Return the lines below that carry the word "условия".

+++ Materials provided

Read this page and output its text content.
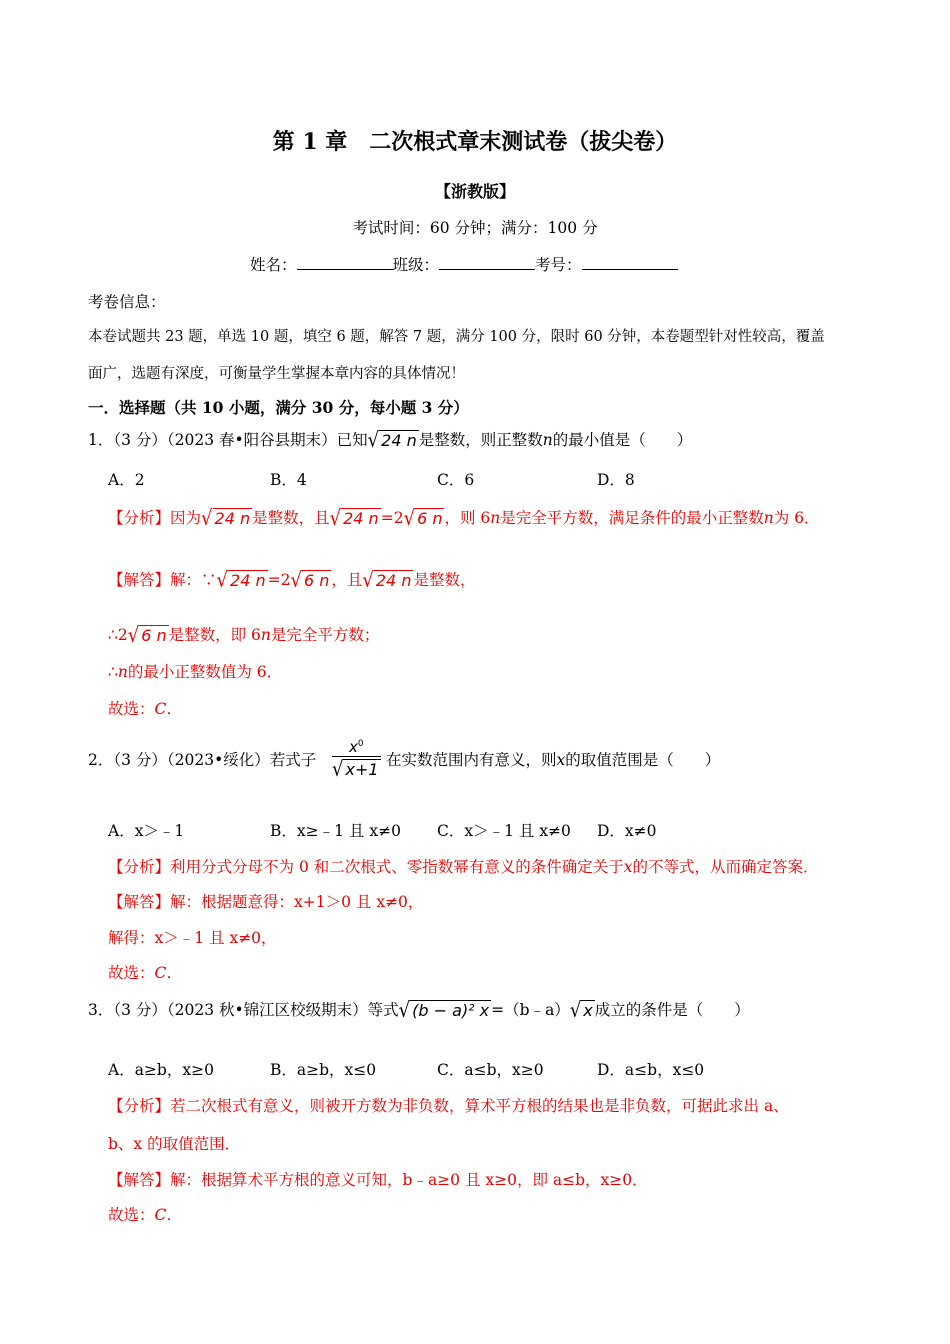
第 1 章　二次根式章末测试卷（拔尖卷）
【浙教版】
考试时间：60 分钟；满分：100 分
姓名：	班级：	考号：
考卷信息：
本卷试题共 23 题，单选 10 题，填空 6 题，解答 7 题，满分 100 分，限时 60 分钟，本卷题型针对性较高，覆盖
面广，选题有深度，可衡量学生掌握本章内容的具体情况！
一．选择题（共 10 小题，满分 30 分，每小题 3 分）
1．（3 分）（2023 春•阳谷县期末）已知√ 24 n 是整数，则正整数n的最小值是（　　）
A．2	B．4	C．6	D．8
【分析】因为√ 24 n 是整数，且√ 24 n =2√ 6 n ，则 6n是完全平方数，满足条件的最小正整数n为 6．
【解答】解：∵√ 24 n =2√ 6 n ，且√ 24 n 是整数，
∴2√ 6 n 是整数，即 6n是完全平方数；
∴n的最小正整数值为 6．
故选：C．
2．（3 分）（2023•绥化）若式子 $\frac{x^0}{√ x+1}$ 在实数范围内有意义，则x的取值范围是（　　）
A．x＞﹣1	B．x≥﹣1 且 x≠0 C．x＞﹣1 且 x≠0 D．x≠0
【分析】利用分式分母不为 0 和二次根式、零指数幂有意义的条件确定关于x的不等式，从而确定答案．
【解答】解：根据题意得：x+1＞0 且 x≠0，
解得：x＞﹣1 且 x≠0，
故选：C．
3．（3 分）（2023 秋•锦江区校级期末）等式√ (b − a)² x =（b﹣a）√ x 成立的条件是（　　）
A．a≥b，x≥0	B．a≥b，x≤0	C．a≤b，x≥0	D．a≤b，x≤0
【分析】若二次根式有意义，则被开方数为非负数，算术平方根的结果也是非负数，可据此求出 a、
b、x 的取值范围．
【解答】解：根据算术平方根的意义可知，b﹣a≥0 且 x≥0，即 a≤b，x≥0．
故选：C．
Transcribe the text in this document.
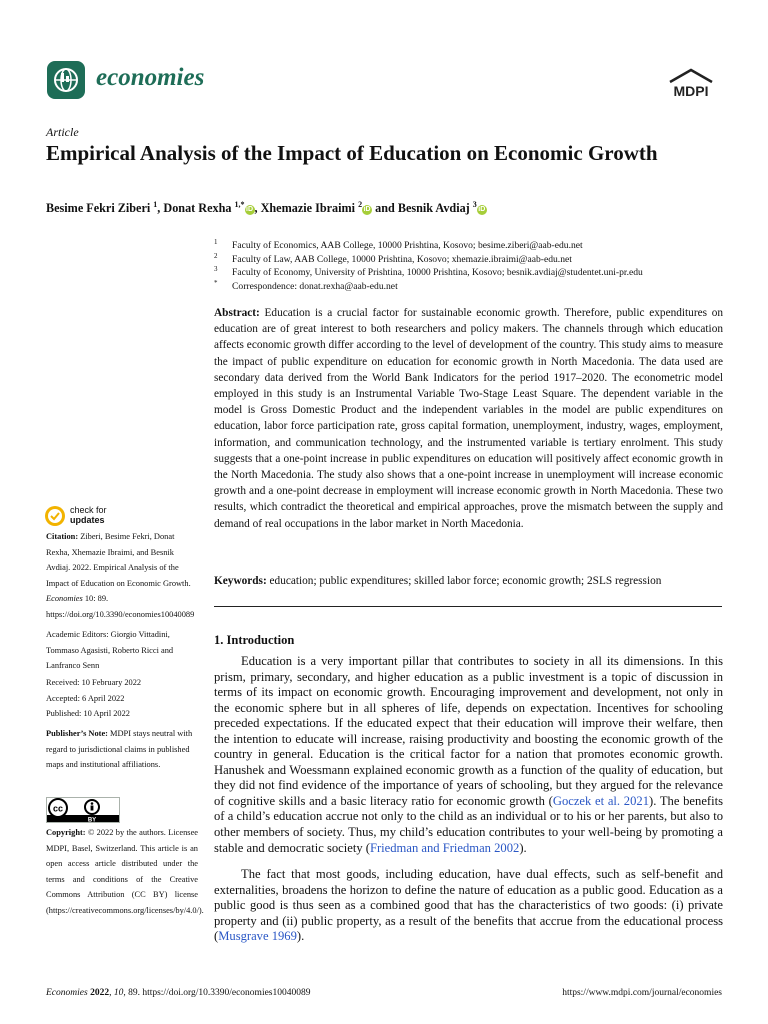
economies	MDPI
Article
Empirical Analysis of the Impact of Education on Economic Growth
Besime Fekri Ziberi $^1$, Donat Rexha $^{1,*}$iD , Xhemazie Ibraimi $^2$iD and Besnik Avdiaj $^3$iD
1 Faculty of Economics, AAB College, 10000 Prishtina, Kosovo; besime.ziberi@aab-edu.net
2 Faculty of Law, AAB College, 10000 Prishtina, Kosovo; xhemazie.ibraimi@aab-edu.net
3 Faculty of Economy, University of Prishtina, 10000 Prishtina, Kosovo; besnik.avdiaj@studentet.uni-pr.edu
* Correspondence: donat.rexha@aab-edu.net
Abstract: Education is a crucial factor for sustainable economic growth. Therefore, public expenditures on education are of great interest to both researchers and policy makers. The channels through which education affects economic growth differ according to the level of development of the country. This study aims to measure the impact of public expenditure on education for economic growth in North Macedonia. The data used are secondary data derived from the World Bank Indicators for the period 1917–2020. The econometric model employed in this study is an Instrumental Variable Two-Stage Least Square. The dependent variable in the model is Gross Domestic Product and the independent variables in the model are public expenditures on education, labor force participation rate, gross capital formation, unemployment, industry, wages, employment, information, and communication technology, and the instrumented variable is tertiary enrolment. This study suggests that a one-point increase in public expenditures on education will positively affect economic growth in the North Macedonia. The study also shows that a one-point increase in unemployment will increase economic growth and a one-point decrease in employment will increase economic growth in North Macedonia. These two results, which contradict the theoretical and empirical approaches, prove the mismatch between the supply and demand of real occupations in the labor market in North Macedonia.
Keywords: education; public expenditures; skilled labor force; economic growth; 2SLS regression
check for
updates
Citation: Ziberi, Besime Fekri, Donat Rexha, Xhemazie Ibraimi, and Besnik Avdiaj. 2022. Empirical Analysis of the Impact of Education on Economic Growth. Economies 10: 89. https://doi.org/10.3390/economies10040089
Academic Editors: Giorgio Vittadini, Tommaso Agasisti, Roberto Ricci and Lanfranco Senn
Received: 10 February 2022
Accepted: 6 April 2022
Published: 10 April 2022
Publisher’s Note: MDPI stays neutral with regard to jurisdictional claims in published maps and institutional affiliations.
cc
BY
Copyright: © 2022 by the authors. Licensee MDPI, Basel, Switzerland. This article is an open access article distributed under the terms and conditions of the Creative Commons Attribution (CC BY) license (https://creativecommons.org/licenses/by/4.0/).
1. Introduction
Education is a very important pillar that contributes to society in all its dimensions. In this prism, primary, secondary, and higher education as a public investment is a topic of discussion in terms of its impact on economic growth. Encouraging improvement and development, not only in the economic sphere but in all spheres of life, depends on expectation. Incentives for schooling preceded expectations. If the educated expect that their education will improve their welfare, then the intention to educate will increase, raising productivity and boosting the economic growth of the country in general. Education is the critical factor for a nation that promotes economic growth. Hanushek and Woessmann explained economic growth as a function of the quality of education, but they did not find evidence of the importance of years of schooling, but they argued for the relevance of cognitive skills and a basic literacy ratio for economic growth (Goczek et al. 2021). The benefits of a child’s education accrue not only to the child as an individual or to his or her parents, but also to other members of society. Thus, my child’s education contributes to your well-being by promoting a stable and democratic society (Friedman and Friedman 2002).
The fact that most goods, including education, have dual effects, such as self-benefit and externalities, broadens the horizon to define the nature of education as a public good. Education as a public good is thus seen as a combined good that has the characteristics of two goods: (i) private property and (ii) public property, as a result of the benefits that accrue from the educational process (Musgrave 1969).
Economies 2022, 10, 89. https://doi.org/10.3390/economies10040089	https://www.mdpi.com/journal/economies
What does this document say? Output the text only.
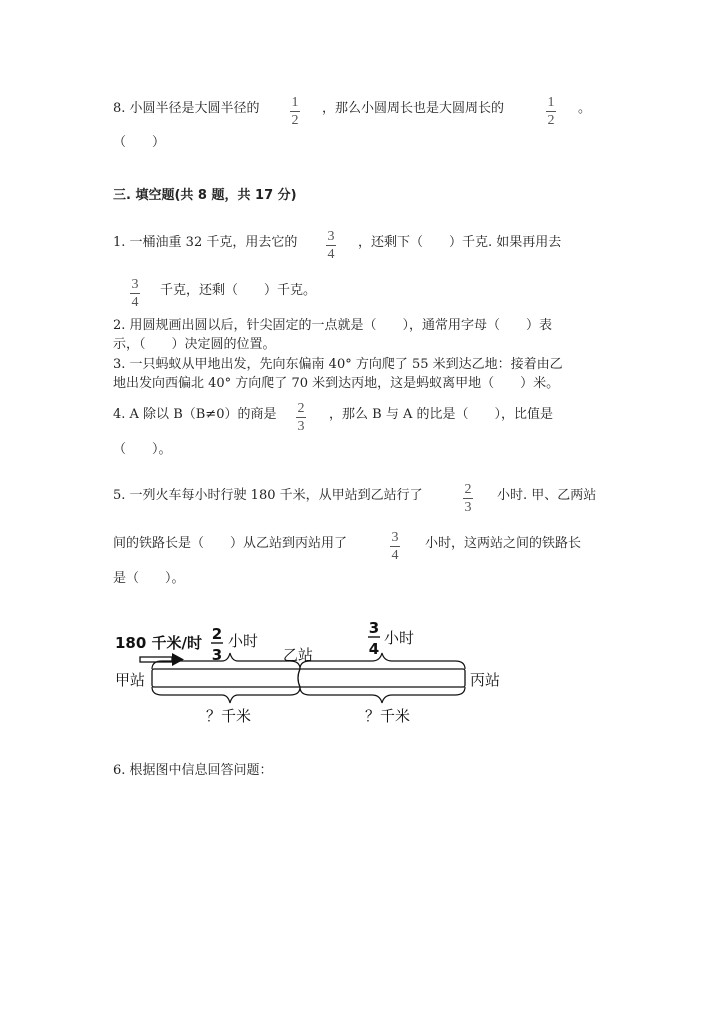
8. 小圆半径是大圆半径的 1
2
，那么小圆周长也是大圆周长的	1
2
。
（　　）
三. 填空题(共 8 题，共 17 分)
1. 一桶油重 32 千克，用去它的 3
4
，还剩下（　　）千克. 如果再用去
3
4
千克，还剩（　　）千克。
2. 用圆规画出圆以后，针尖固定的一点就是（　　），通常用字母（　　）表
示，（　　）决定圆的位置。
3. 一只蚂蚁从甲地出发，先向东偏南 40° 方向爬了 55 米到达乙地：接着由乙
地出发向西偏北 40° 方向爬了 70 米到达丙地，这是蚂蚁离甲地（　　）米。
4. A 除以 B（B≠0）的商是 2
3
，那么 B 与 A 的比是（　　），比值是
（　　）。
5. 一列火车每小时行驶 180 千米，从甲站到乙站行了	2
3
小时. 甲、乙两站
间的铁路长是（　　）从乙站到丙站用了	3
4
小时，这两站之间的铁路长
是（　　）。
180 千米/时 2
3
小时
3
4
小时
甲站
乙站
丙站
？千米	？千米
6. 根据图中信息回答问题：
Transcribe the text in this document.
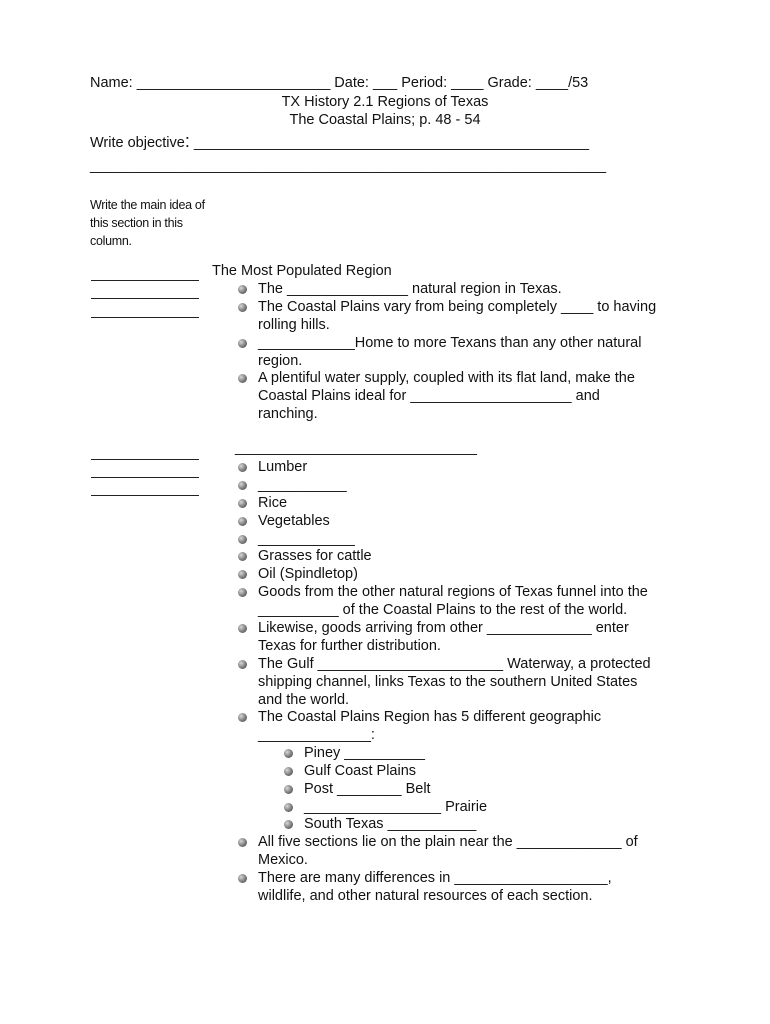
Name: ________________________ Date: ___ Period: ____ Grade: ____/53
TX History 2.1 Regions of Texas
The Coastal Plains; p. 48 - 54
Write objective: _________________________________________________
________________________________________________________________
Write the main idea of this section in this column.
The Most Populated Region
The _______________ natural region in Texas.
The Coastal Plains vary from being completely ____ to having
rolling hills.
____________Home to more Texans than any other natural
region.
A plentiful water supply, coupled with its flat land, make the
Coastal Plains ideal for ____________________ and
ranching.
______________________________
Lumber
___________
Rice
Vegetables
____________
Grasses for cattle
Oil (Spindletop)
Goods from the other natural regions of Texas funnel into the
__________ of the Coastal Plains to the rest of the world.
Likewise, goods arriving from other _____________ enter
Texas for further distribution.
The Gulf _______________________ Waterway, a protected
shipping channel, links Texas to the southern United States
and the world.
The Coastal Plains Region has 5 different geographic
______________:
Piney __________
Gulf Coast Plains
Post ________ Belt
_________________ Prairie
South Texas ___________
All five sections lie on the plain near the _____________ of
Mexico.
There are many differences in ___________________,
wildlife, and other natural resources of each section.
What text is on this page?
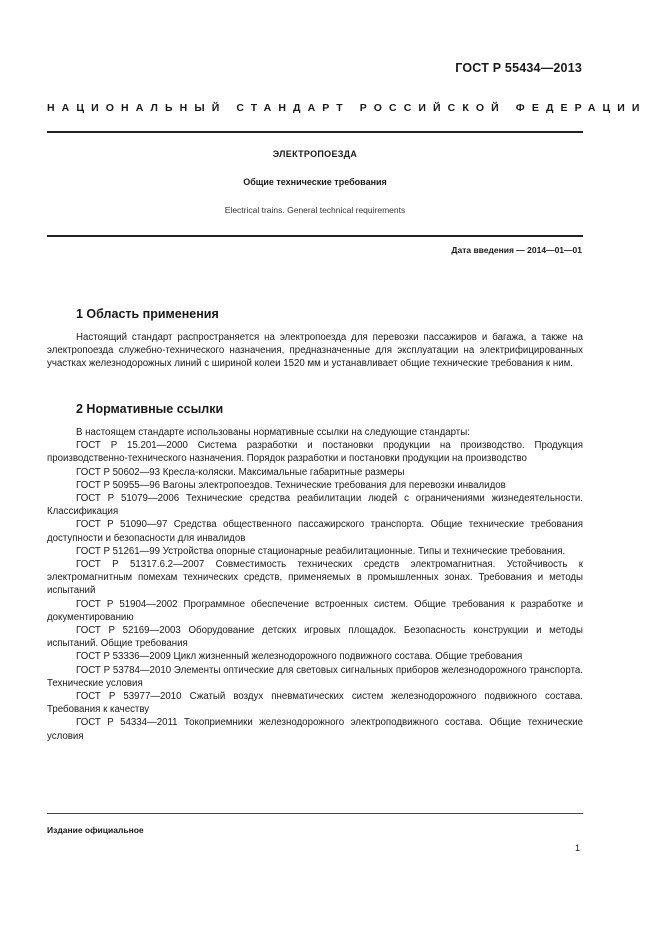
ГОСТ Р 55434—2013
НАЦИОНАЛЬНЫЙ СТАНДАРТ РОССИЙСКОЙ ФЕДЕРАЦИИ
ЭЛЕКТРОПОЕЗДА
Общие технические требования
Electrical trains. General technical requirements
Дата введения — 2014—01—01
1 Область применения

Настоящий стандарт распространяется на электропоезда для перевозки пассажиров и багажа, а также на электропоезда служебно-технического назначения, предназначенные для эксплуатации на электрифицированных участках железнодорожных линий с шириной колеи 1520 мм и устанавливает общие технические требования к ним.

2 Нормативные ссылки

В настоящем стандарте использованы нормативные ссылки на следующие стандарты:

ГОСТ Р 15.201—2000 Система разработки и постановки продукции на производство. Продукция производственно-технического назначения. Порядок разработки и постановки продукции на производство

ГОСТ Р 50602—93 Кресла-коляски. Максимальные габаритные размеры

ГОСТ Р 50955—96 Вагоны электропоездов. Технические требования для перевозки инвалидов

ГОСТ Р 51079—2006 Технические средства реабилитации людей с ограничениями жизнедеятельности. Классификация

ГОСТ Р 51090—97 Средства общественного пассажирского транспорта. Общие технические требования доступности и безопасности для инвалидов

ГОСТ Р 51261—99 Устройства опорные стационарные реабилитационные. Типы и технические требования.

ГОСТ Р 51317.6.2—2007 Совместимость технических средств электромагнитная. Устойчивость к электромагнитным помехам технических средств, применяемых в промышленных зонах. Требования и методы испытаний

ГОСТ Р 51904—2002 Программное обеспечение встроенных систем. Общие требования к разработке и документированию

ГОСТ Р 52169—2003 Оборудование детских игровых площадок. Безопасность конструкции и методы испытаний. Общие требования

ГОСТ Р 53336—2009 Цикл жизненный железнодорожного подвижного состава. Общие требования

ГОСТ Р 53784—2010 Элементы оптические для световых сигнальных приборов железнодорожного транспорта. Технические условия

ГОСТ Р 53977—2010 Сжатый воздух пневматических систем железнодорожного подвижного состава. Требования к качеству

ГОСТ Р 54334—2011 Токоприемники железнодорожного электроподвижного состава. Общие технические условия

Издание официальное
1
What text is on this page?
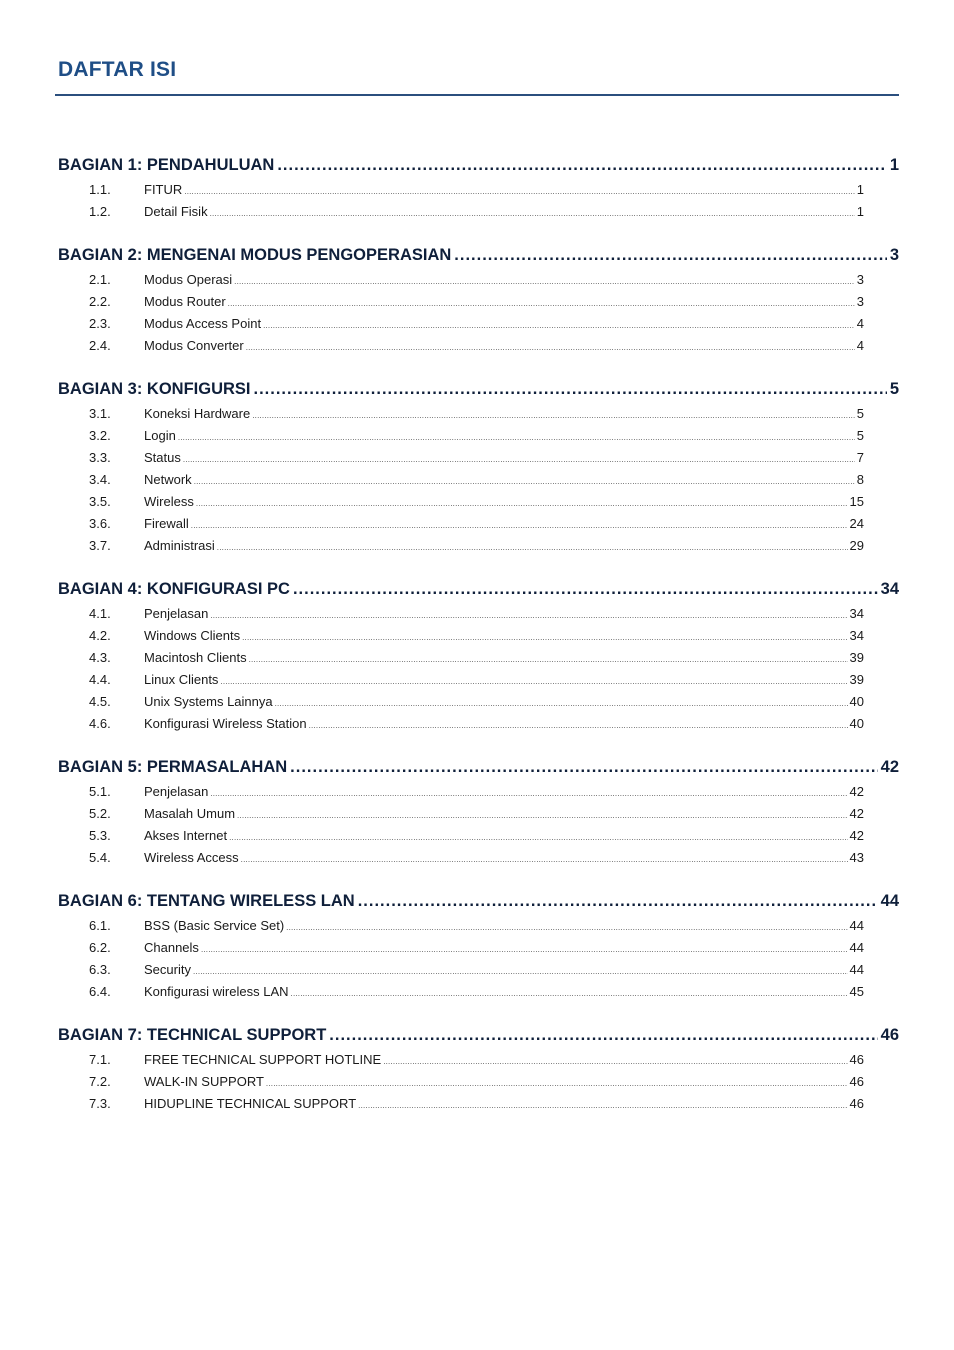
DAFTAR ISI
BAGIAN 1: PENDAHULUAN .....	1
1.1.	FITUR .....	1
1.2.	Detail Fisik .....	1
BAGIAN 2: MENGENAI MODUS PENGOPERASIAN .....	3
2.1.	Modus Operasi .....	3
2.2.	Modus Router .....	3
2.3.	Modus Access Point .....	4
2.4.	Modus Converter .....	4
BAGIAN 3: KONFIGURSI .....	5
3.1.	Koneksi Hardware .....	5
3.2.	Login .....	5
3.3.	Status .....	7
3.4.	Network .....	8
3.5.	Wireless .....	15
3.6.	Firewall .....	24
3.7.	Administrasi .....	29
BAGIAN 4: KONFIGURASI PC .....	34
4.1.	Penjelasan .....	34
4.2.	Windows Clients .....	34
4.3.	Macintosh Clients .....	39
4.4.	Linux Clients .....	39
4.5.	Unix Systems Lainnya .....	40
4.6.	Konfigurasi Wireless Station .....	40
BAGIAN 5: PERMASALAHAN .....	42
5.1.	Penjelasan .....	42
5.2.	Masalah Umum .....	42
5.3.	Akses Internet .....	42
5.4.	Wireless Access .....	43
BAGIAN 6: TENTANG WIRELESS LAN .....	44
6.1.	BSS (Basic Service Set) .....	44
6.2.	Channels .....	44
6.3.	Security .....	44
6.4.	Konfigurasi wireless LAN .....	45
BAGIAN 7: TECHNICAL SUPPORT .....	46
7.1.	FREE TECHNICAL SUPPORT HOTLINE .....	46
7.2.	WALK-IN SUPPORT .....	46
7.3.	HIDUPLINE TECHNICAL SUPPORT .....	46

++++++

- Reply to the task
ГОСТ Р 53784—2010 Элементы оптические для световых сигнальных приборов железнодорожного транспорта. Технические условия
ГОСТ Р 54334—2011 Токоприемники железнодорожного электроподвижного состава. Общие технические условия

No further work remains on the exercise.